**Page extract**
— begin —

Forms in the realm of space (Near Dores / across from Urqhuart Castle) (North of Foyers / South of Easter Boleskine) (Out from Altsigh / Away towards Invermoriston), 2001 – present, 3 pairs of silver gelatin prints, framed in oak, each 62 x 52cm

Gerard Byrne »Loch Ness, non-site«

Stockholm, August 25, 2011 - October 02, 2011

Gerard Byrne
Loch Ness, non-site 
Gerard Byrne is best known for using film, photography and installation to explore indicative moments in our recent history. In his films the casts re-enact conversations originally published in popular magazines from the 1960s to the 1980s while his installations often include photographic images of subjects that both suggest and resist historical placement. His work takes as its subject the representations of time we construct at given cultural moments, and the historical accumulation of those representations.
Loch Ness, non-site is an investigation into the role of photography today and its undermined credibility as a form of evidence in the digital era. In essence the project becomes a trope for the fundamental challenge to photography’s ability to represent. Using analog photographic techniques it's material character is consistently emphasized throughout the work - for example in the eclectic framing and mounting techniques.

— end —

**Given material**
— begin —

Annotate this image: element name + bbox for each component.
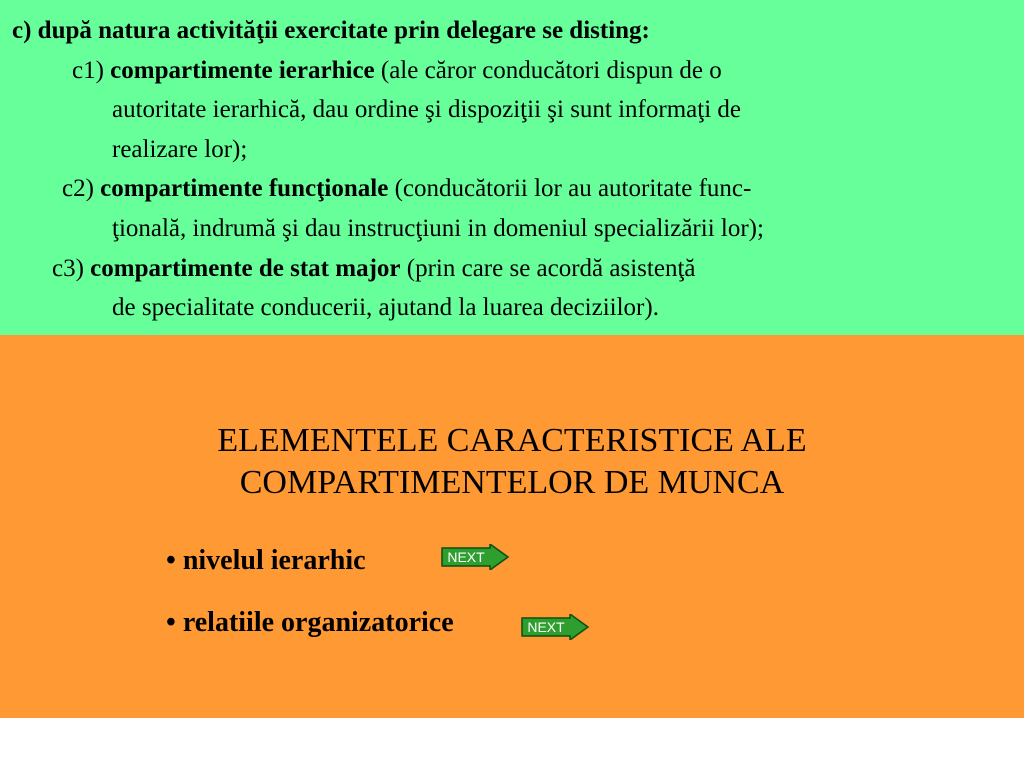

— end —

**Set tasks**
a – Check (i), (ii) and (iii) against the Gerard Byrne exhibition text. For each, answer yes or no and quote the words of the text that decide it.
(i) The prints in the work are framed in oak.
(ii) The exhibition was held in Stockholm and closed in October 2011.
(iii) In Byrne's films, the casts re-enact conversations first published in newspapers of the 1990s.
b – Answer these questions from the Gerard Byrne exhibition text:
(i) What kind of prints make up the work?
(ii) In which city did the exhibition take place?
(iii) What does Loch Ness, non-site investigate?
c – Please carry on the Gerard Byrne exhibition text from the point where it stops.

**Answers by task**
a –
(i) Yes: "framed in oak"
(ii) Yes: "Stockholm, August 25, 2011 - October 02, 2011"
(iii) No: "conversations originally published in popular magazines from the 1960s to the 1980s"

b –
(i) Silver gelatin prints.
(ii) Stockholm.
(iii) The role of photography today and its undermined credibility as a form of evidence in the digital era.

c –
The exhibition presents works drawn from 10 years of visits and research at Loch Ness. In photographing and filming its environs and inhabitants and transcribing interviews, Byrne presents analogous variations of the mythological monster whose existence was revived by the UK tabloids in the 1930’s. The visual analogies in the images perpetuate through the language used by observers to describe the beast, thereby connecting the concept of analogy as a representational form with analog transmission of information.
The installation comprises suits of photographs and photograms, a film projection and a sculpture and wall drawing. Byrne employs the idioms of Land Art and Arte Povera, with their implicit presentation of nature as a site inscrutable, as an appropriate analog of the Loch Ness myth. Recurring forms build up a momentum of suggestion and association, as Byrne’s own material and possibly archival material become indistinguishable.   A book on Byrne’s Loch Ness project will be published later this year with Milton Keynes Gallery, UK.
Byrne was born in 1969 in Dublin where he lives and works. In 2007 Byrne represented Ireland at the Venice Biennial. He recently opened a major survey exhibition at the IMMA in Dublin, which will travel on to the Gulbenkian Foundation in Lisbon. In 2011 Byrne will participate in Performa 11 in New York. Recent venues for solo presentations include the Renaissance Society at the University of Chicago (2011), the Glasgow International Festival of Visual Art, Lismore Castle Arts (2010), ICA Boston, Statens Museum für Kunst, Copenhagen (2008), Düsseldorf Kunstverein and Charles H. Scott Gallery, Vancouver (2007). Major presentations of his work have been included in the biennales of Venice (2011), Gwangju and Sydney (2008), Lyon (2007), the Tate Triennial (2006), and the Istanbul Biennale (2003). This is his second solo presentation at Galerie Nordenhake Stockholm.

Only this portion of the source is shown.